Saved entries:
[START]

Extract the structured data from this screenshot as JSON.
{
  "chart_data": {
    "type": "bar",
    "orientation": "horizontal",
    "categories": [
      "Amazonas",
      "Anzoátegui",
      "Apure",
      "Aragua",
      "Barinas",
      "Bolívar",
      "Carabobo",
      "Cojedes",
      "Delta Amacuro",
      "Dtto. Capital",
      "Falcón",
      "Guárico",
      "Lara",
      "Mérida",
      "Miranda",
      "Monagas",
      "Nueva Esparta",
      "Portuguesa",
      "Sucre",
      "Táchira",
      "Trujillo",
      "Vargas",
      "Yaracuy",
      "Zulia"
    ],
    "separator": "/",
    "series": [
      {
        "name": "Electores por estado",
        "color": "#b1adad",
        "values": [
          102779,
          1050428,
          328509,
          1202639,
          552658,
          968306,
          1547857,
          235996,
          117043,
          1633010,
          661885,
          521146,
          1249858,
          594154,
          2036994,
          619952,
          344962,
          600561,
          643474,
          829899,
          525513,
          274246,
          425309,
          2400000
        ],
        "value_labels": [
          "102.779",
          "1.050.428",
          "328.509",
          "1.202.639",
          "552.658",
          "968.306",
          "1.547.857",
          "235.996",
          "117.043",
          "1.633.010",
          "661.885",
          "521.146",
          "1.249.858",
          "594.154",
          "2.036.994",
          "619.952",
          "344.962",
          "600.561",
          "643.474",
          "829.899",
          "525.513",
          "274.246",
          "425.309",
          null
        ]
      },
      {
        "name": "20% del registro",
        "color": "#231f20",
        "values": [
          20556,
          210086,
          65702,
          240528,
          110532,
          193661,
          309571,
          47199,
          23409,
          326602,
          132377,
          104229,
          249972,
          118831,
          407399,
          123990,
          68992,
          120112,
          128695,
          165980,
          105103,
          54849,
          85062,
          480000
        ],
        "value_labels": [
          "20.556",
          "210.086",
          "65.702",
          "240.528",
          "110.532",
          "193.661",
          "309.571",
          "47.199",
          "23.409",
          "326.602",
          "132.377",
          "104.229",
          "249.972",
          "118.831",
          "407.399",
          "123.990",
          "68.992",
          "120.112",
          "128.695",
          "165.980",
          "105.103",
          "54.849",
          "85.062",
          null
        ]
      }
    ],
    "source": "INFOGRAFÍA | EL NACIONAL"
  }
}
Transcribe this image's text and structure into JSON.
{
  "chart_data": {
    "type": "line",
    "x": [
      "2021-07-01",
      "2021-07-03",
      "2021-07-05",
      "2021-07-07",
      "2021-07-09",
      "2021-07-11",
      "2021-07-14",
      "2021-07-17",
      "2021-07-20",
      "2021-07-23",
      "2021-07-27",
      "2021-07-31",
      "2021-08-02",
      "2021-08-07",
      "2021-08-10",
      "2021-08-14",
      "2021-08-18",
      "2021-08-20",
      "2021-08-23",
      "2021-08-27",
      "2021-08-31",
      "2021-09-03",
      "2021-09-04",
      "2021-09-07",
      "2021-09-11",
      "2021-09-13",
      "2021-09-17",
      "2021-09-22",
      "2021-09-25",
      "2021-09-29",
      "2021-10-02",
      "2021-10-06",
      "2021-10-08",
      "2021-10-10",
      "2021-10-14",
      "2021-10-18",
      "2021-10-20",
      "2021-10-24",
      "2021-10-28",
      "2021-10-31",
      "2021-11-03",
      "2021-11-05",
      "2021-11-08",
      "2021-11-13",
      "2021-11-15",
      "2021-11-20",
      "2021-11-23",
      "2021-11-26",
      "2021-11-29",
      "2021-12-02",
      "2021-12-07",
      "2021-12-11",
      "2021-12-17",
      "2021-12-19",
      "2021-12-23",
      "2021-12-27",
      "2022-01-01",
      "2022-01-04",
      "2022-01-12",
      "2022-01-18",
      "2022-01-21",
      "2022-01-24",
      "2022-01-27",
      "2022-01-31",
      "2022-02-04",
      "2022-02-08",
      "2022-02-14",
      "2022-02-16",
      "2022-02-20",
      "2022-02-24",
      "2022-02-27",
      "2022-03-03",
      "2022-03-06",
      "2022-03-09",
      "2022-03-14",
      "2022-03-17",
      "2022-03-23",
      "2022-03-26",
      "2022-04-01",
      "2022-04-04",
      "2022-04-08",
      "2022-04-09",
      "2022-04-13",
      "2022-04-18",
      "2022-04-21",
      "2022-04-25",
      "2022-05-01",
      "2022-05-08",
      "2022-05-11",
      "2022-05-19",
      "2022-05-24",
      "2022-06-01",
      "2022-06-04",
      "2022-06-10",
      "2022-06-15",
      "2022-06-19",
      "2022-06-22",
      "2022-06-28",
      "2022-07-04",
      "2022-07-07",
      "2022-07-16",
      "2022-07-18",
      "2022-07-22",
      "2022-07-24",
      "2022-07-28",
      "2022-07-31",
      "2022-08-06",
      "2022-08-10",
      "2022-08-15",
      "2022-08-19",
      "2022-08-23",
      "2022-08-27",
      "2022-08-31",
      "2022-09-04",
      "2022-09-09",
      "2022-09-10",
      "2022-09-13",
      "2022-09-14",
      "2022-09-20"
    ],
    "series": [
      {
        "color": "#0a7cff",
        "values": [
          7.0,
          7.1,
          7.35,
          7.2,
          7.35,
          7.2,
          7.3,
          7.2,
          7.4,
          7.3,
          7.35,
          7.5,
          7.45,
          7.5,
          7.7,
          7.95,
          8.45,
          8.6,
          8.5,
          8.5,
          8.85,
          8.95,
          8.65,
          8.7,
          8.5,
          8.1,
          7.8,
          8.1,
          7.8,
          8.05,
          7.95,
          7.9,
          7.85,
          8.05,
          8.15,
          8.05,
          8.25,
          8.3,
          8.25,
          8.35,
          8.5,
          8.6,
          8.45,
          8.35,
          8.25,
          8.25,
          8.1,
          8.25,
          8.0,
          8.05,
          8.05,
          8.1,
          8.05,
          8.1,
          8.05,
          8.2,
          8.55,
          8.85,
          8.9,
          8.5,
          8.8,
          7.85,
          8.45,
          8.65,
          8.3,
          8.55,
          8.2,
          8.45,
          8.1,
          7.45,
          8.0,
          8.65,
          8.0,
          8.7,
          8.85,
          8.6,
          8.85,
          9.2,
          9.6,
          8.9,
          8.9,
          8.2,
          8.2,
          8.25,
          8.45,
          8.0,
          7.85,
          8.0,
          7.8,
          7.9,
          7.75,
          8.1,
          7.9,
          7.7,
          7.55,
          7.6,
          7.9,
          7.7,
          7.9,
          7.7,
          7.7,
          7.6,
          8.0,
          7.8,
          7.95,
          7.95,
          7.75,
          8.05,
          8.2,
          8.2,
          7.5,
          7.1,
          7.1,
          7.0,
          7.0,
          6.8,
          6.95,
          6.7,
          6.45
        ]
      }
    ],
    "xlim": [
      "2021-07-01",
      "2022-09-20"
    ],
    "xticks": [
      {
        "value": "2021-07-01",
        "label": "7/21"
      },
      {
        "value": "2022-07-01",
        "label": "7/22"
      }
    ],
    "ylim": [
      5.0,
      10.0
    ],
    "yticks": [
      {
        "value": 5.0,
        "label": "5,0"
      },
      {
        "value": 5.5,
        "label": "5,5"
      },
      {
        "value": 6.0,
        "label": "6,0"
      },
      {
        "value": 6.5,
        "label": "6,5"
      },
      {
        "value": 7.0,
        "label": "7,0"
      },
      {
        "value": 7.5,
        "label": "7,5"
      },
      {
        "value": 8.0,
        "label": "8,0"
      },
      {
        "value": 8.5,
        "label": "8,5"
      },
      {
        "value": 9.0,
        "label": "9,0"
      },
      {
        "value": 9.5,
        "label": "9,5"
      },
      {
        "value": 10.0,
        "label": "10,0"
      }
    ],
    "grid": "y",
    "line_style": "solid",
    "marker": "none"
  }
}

[END]

What you should do – Using the listing above, reproduce each line without omission.

Completed task –
Extract the structured data from this screenshot as JSON.
{
  "chart_data": {
    "type": "bar",
    "orientation": "horizontal",
    "categories": [
      "Amazonas",
      "Anzoátegui",
      "Apure",
      "Aragua",
      "Barinas",
      "Bolívar",
      "Carabobo",
      "Cojedes",
      "Delta Amacuro",
      "Dtto. Capital",
      "Falcón",
      "Guárico",
      "Lara",
      "Mérida",
      "Miranda",
      "Monagas",
      "Nueva Esparta",
      "Portuguesa",
      "Sucre",
      "Táchira",
      "Trujillo",
      "Vargas",
      "Yaracuy",
      "Zulia"
    ],
    "separator": "/",
    "series": [
      {
        "name": "Electores por estado",
        "color": "#b1adad",
        "values": [
          102779,
          1050428,
          328509,
          1202639,
          552658,
          968306,
          1547857,
          235996,
          117043,
          1633010,
          661885,
          521146,
          1249858,
          594154,
          2036994,
          619952,
          344962,
          600561,
          643474,
          829899,
          525513,
          274246,
          425309,
          2400000
        ],
        "value_labels": [
          "102.779",
          "1.050.428",
          "328.509",
          "1.202.639",
          "552.658",
          "968.306",
          "1.547.857",
          "235.996",
          "117.043",
          "1.633.010",
          "661.885",
          "521.146",
          "1.249.858",
          "594.154",
          "2.036.994",
          "619.952",
          "344.962",
          "600.561",
          "643.474",
          "829.899",
          "525.513",
          "274.246",
          "425.309",
          null
        ]
      },
      {
        "name": "20% del registro",
        "color": "#231f20",
        "values": [
          20556,
          210086,
          65702,
          240528,
          110532,
          193661,
          309571,
          47199,
          23409,
          326602,
          132377,
          104229,
          249972,
          118831,
          407399,
          123990,
          68992,
          120112,
          128695,
          165980,
          105103,
          54849,
          85062,
          480000
        ],
        "value_labels": [
          "20.556",
          "210.086",
          "65.702",
          "240.528",
          "110.532",
          "193.661",
          "309.571",
          "47.199",
          "23.409",
          "326.602",
          "132.377",
          "104.229",
          "249.972",
          "118.831",
          "407.399",
          "123.990",
          "68.992",
          "120.112",
          "128.695",
          "165.980",
          "105.103",
          "54.849",
          "85.062",
          null
        ]
      }
    ],
    "source": "INFOGRAFÍA | EL NACIONAL"
  }
}
Transcribe this image's text and structure into JSON.
{
  "chart_data": {
    "type": "line",
    "x": [
      "2021-07-01",
      "2021-07-03",
      "2021-07-05",
      "2021-07-07",
      "2021-07-09",
      "2021-07-11",
      "2021-07-14",
      "2021-07-17",
      "2021-07-20",
      "2021-07-23",
      "2021-07-27",
      "2021-07-31",
      "2021-08-02",
      "2021-08-07",
      "2021-08-10",
      "2021-08-14",
      "2021-08-18",
      "2021-08-20",
      "2021-08-23",
      "2021-08-27",
      "2021-08-31",
      "2021-09-03",
      "2021-09-04",
      "2021-09-07",
      "2021-09-11",
      "2021-09-13",
      "2021-09-17",
      "2021-09-22",
      "2021-09-25",
      "2021-09-29",
      "2021-10-02",
      "2021-10-06",
      "2021-10-08",
      "2021-10-10",
      "2021-10-14",
      "2021-10-18",
      "2021-10-20",
      "2021-10-24",
      "2021-10-28",
      "2021-10-31",
      "2021-11-03",
      "2021-11-05",
      "2021-11-08",
      "2021-11-13",
      "2021-11-15",
      "2021-11-20",
      "2021-11-23",
      "2021-11-26",
      "2021-11-29",
      "2021-12-02",
      "2021-12-07",
      "2021-12-11",
      "2021-12-17",
      "2021-12-19",
      "2021-12-23",
      "2021-12-27",
      "2022-01-01",
      "2022-01-04",
      "2022-01-12",
      "2022-01-18",
      "2022-01-21",
      "2022-01-24",
      "2022-01-27",
      "2022-01-31",
      "2022-02-04",
      "2022-02-08",
      "2022-02-14",
      "2022-02-16",
      "2022-02-20",
      "2022-02-24",
      "2022-02-27",
      "2022-03-03",
      "2022-03-06",
      "2022-03-09",
      "2022-03-14",
      "2022-03-17",
      "2022-03-23",
      "2022-03-26",
      "2022-04-01",
      "2022-04-04",
      "2022-04-08",
      "2022-04-09",
      "2022-04-13",
      "2022-04-18",
      "2022-04-21",
      "2022-04-25",
      "2022-05-01",
      "2022-05-08",
      "2022-05-11",
      "2022-05-19",
      "2022-05-24",
      "2022-06-01",
      "2022-06-04",
      "2022-06-10",
      "2022-06-15",
      "2022-06-19",
      "2022-06-22",
      "2022-06-28",
      "2022-07-04",
      "2022-07-07",
      "2022-07-16",
      "2022-07-18",
      "2022-07-22",
      "2022-07-24",
      "2022-07-28",
      "2022-07-31",
      "2022-08-06",
      "2022-08-10",
      "2022-08-15",
      "2022-08-19",
      "2022-08-23",
      "2022-08-27",
      "2022-08-31",
      "2022-09-04",
      "2022-09-09",
      "2022-09-10",
      "2022-09-13",
      "2022-09-14",
      "2022-09-20"
    ],
    "series": [
      {
        "color": "#0a7cff",
        "values": [
          7.0,
          7.1,
          7.35,
          7.2,
          7.35,
          7.2,
          7.3,
          7.2,
          7.4,
          7.3,
          7.35,
          7.5,
          7.45,
          7.5,
          7.7,
          7.95,
          8.45,
          8.6,
          8.5,
          8.5,
          8.85,
          8.95,
          8.65,
          8.7,
          8.5,
          8.1,
          7.8,
          8.1,
          7.8,
          8.05,
          7.95,
          7.9,
          7.85,
          8.05,
          8.15,
          8.05,
          8.25,
          8.3,
          8.25,
          8.35,
          8.5,
          8.6,
          8.45,
          8.35,
          8.25,
          8.25,
          8.1,
          8.25,
          8.0,
          8.05,
          8.05,
          8.1,
          8.05,
          8.1,
          8.05,
          8.2,
          8.55,
          8.85,
          8.9,
          8.5,
          8.8,
          7.85,
          8.45,
          8.65,
          8.3,
          8.55,
          8.2,
          8.45,
          8.1,
          7.45,
          8.0,
          8.65,
          8.0,
          8.7,
          8.85,
          8.6,
          8.85,
          9.2,
          9.6,
          8.9,
          8.9,
          8.2,
          8.2,
          8.25,
          8.45,
          8.0,
          7.85,
          8.0,
          7.8,
          7.9,
          7.75,
          8.1,
          7.9,
          7.7,
          7.55,
          7.6,
          7.9,
          7.7,
          7.9,
          7.7,
          7.7,
          7.6,
          8.0,
          7.8,
          7.95,
          7.95,
          7.75,
          8.05,
          8.2,
          8.2,
          7.5,
          7.1,
          7.1,
          7.0,
          7.0,
          6.8,
          6.95,
          6.7,
          6.45
        ]
      }
    ],
    "xlim": [
      "2021-07-01",
      "2022-09-20"
    ],
    "xticks": [
      {
        "value": "2021-07-01",
        "label": "7/21"
      },
      {
        "value": "2022-07-01",
        "label": "7/22"
      }
    ],
    "ylim": [
      5.0,
      10.0
    ],
    "yticks": [
      {
        "value": 5.0,
        "label": "5,0"
      },
      {
        "value": 5.5,
        "label": "5,5"
      },
      {
        "value": 6.0,
        "label": "6,0"
      },
      {
        "value": 6.5,
        "label": "6,5"
      },
      {
        "value": 7.0,
        "label": "7,0"
      },
      {
        "value": 7.5,
        "label": "7,5"
      },
      {
        "value": 8.0,
        "label": "8,0"
      },
      {
        "value": 8.5,
        "label": "8,5"
      },
      {
        "value": 9.0,
        "label": "9,0"
      },
      {
        "value": 9.5,
        "label": "9,5"
      },
      {
        "value": 10.0,
        "label": "10,0"
      }
    ],
    "grid": "y",
    "line_style": "solid",
    "marker": "none"
  }
}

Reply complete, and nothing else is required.